RECORDS SUPPLIED =
════

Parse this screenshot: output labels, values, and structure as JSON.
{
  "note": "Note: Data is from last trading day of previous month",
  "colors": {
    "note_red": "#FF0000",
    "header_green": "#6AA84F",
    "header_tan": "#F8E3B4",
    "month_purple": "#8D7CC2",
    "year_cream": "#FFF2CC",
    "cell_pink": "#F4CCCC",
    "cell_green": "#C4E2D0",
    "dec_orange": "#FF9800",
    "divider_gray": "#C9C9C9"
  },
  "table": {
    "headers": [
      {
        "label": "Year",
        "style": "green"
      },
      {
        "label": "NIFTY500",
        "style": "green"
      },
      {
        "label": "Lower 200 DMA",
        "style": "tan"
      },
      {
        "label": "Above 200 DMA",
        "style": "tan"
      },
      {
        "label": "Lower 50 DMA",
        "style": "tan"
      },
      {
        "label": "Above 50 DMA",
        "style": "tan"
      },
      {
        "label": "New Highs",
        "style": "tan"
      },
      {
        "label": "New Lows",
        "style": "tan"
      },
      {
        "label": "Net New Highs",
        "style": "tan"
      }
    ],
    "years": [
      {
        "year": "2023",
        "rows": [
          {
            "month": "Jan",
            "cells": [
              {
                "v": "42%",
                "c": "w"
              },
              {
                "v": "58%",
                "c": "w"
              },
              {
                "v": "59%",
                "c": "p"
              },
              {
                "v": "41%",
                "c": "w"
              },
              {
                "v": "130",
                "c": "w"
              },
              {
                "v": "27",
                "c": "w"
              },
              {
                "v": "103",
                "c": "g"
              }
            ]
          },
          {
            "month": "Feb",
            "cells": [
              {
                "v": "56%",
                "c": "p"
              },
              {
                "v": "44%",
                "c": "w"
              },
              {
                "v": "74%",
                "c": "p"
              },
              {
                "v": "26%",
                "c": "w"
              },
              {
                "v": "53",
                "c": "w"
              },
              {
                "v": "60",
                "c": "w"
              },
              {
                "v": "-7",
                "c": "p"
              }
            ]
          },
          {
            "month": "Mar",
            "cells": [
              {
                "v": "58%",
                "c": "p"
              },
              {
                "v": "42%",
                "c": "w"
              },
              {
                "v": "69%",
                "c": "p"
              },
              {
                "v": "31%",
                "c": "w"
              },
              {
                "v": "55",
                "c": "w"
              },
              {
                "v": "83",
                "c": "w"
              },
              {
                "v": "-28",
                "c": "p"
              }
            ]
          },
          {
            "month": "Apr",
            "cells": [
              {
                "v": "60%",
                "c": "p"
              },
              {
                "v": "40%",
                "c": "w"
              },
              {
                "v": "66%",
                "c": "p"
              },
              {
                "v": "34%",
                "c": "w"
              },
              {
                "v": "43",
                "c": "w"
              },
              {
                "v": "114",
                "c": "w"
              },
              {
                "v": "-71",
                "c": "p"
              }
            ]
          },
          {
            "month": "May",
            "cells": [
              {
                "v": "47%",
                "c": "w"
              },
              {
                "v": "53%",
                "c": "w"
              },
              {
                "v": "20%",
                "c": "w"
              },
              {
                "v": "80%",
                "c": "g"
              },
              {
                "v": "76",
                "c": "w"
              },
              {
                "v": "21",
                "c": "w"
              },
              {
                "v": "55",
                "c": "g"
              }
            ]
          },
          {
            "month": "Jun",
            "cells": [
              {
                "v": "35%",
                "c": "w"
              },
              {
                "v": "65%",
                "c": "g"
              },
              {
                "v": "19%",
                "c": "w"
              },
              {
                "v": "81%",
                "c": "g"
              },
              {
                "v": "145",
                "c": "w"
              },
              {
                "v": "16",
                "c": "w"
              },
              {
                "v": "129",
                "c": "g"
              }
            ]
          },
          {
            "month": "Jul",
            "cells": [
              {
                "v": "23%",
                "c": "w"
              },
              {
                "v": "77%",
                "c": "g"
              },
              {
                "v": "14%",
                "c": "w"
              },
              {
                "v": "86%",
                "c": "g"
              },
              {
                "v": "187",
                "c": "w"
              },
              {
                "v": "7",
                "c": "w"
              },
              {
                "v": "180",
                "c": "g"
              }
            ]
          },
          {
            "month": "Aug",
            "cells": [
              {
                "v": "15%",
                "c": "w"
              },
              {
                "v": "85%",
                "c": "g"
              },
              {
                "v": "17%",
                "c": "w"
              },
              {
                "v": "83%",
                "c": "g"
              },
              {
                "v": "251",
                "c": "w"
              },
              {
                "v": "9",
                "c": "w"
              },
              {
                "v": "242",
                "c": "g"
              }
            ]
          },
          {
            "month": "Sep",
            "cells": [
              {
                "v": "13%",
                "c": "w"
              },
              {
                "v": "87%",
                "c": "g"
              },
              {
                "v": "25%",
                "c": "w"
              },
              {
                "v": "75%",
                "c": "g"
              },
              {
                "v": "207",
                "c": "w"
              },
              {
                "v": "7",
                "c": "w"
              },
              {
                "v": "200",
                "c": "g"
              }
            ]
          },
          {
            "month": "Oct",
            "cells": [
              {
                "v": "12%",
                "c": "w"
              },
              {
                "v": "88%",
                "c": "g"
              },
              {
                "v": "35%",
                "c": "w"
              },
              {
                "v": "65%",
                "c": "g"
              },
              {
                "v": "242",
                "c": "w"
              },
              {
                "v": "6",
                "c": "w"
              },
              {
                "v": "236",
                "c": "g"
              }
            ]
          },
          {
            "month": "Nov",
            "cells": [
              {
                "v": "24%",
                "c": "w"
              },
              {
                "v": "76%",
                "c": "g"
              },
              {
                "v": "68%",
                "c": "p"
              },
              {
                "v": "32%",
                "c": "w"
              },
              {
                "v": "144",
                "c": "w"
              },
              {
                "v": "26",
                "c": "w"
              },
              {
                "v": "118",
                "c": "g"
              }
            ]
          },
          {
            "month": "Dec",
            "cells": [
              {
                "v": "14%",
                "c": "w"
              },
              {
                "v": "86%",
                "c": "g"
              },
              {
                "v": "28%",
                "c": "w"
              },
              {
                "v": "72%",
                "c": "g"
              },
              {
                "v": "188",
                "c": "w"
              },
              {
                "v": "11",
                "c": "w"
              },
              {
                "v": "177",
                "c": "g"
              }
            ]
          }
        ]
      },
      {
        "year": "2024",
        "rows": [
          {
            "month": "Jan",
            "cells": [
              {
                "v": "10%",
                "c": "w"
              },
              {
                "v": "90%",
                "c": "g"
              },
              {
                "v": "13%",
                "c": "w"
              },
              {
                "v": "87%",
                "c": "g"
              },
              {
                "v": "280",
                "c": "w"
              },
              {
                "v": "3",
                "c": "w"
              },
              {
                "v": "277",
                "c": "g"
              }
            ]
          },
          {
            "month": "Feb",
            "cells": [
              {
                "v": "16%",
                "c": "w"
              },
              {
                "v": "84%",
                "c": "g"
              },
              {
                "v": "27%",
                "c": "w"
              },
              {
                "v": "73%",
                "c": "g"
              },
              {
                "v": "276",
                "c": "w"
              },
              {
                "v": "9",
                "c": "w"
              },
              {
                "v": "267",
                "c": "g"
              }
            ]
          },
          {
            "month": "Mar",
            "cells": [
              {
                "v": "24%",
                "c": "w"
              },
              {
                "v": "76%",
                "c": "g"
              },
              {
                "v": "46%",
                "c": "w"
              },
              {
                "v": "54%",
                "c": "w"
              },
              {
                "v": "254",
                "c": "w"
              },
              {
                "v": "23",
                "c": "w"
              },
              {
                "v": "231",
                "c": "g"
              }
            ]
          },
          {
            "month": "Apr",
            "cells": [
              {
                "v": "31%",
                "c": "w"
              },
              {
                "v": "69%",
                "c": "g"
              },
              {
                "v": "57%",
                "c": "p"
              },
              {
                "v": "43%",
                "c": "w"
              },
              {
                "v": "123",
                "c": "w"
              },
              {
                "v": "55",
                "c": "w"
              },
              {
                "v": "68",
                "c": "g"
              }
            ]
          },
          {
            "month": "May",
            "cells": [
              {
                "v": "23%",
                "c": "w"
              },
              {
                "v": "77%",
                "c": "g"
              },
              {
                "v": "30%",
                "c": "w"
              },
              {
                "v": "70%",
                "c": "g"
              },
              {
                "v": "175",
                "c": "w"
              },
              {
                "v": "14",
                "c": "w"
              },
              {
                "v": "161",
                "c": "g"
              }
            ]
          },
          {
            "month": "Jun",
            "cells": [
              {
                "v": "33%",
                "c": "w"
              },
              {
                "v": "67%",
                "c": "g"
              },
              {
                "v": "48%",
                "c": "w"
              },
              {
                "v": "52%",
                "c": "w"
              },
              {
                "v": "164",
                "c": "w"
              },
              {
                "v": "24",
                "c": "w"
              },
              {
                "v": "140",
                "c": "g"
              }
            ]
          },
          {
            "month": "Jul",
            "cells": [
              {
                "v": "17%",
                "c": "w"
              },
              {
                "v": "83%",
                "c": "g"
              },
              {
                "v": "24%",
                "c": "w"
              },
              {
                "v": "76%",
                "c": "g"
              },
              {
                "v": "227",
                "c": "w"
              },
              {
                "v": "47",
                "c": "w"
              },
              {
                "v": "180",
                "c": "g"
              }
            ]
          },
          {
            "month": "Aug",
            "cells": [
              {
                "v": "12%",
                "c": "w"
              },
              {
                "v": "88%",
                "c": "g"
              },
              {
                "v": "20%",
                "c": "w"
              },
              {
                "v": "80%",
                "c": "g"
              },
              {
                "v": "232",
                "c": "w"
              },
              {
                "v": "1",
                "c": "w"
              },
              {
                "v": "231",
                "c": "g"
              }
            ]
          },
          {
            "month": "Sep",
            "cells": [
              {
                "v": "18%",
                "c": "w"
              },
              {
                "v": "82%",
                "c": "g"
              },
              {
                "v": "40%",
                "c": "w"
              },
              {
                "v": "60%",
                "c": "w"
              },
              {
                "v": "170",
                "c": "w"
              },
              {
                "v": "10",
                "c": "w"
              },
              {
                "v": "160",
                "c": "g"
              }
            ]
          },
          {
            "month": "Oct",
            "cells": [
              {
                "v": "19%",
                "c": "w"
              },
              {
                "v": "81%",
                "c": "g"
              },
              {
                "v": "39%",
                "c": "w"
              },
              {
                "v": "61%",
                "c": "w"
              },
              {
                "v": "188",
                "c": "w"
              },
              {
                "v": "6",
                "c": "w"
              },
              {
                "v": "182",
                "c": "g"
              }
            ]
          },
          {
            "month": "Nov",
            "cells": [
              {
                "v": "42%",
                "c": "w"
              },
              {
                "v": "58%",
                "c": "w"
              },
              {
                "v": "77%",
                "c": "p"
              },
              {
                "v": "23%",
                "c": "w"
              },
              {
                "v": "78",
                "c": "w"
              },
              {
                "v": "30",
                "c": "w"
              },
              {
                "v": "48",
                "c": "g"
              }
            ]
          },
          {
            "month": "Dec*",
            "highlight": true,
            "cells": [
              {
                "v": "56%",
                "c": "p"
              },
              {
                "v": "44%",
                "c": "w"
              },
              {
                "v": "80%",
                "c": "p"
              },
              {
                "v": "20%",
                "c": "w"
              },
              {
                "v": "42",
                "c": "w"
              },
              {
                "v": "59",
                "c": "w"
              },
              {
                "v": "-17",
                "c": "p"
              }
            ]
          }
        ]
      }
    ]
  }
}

════

YOUR INSTRUCTIONS = Filter out every line that lacks the word "Lower", and copy the rest.

SOLUTION FOR THIS EXERCISE =
        "label": "Lower 200 DMA",
        "label": "Lower 50 DMA",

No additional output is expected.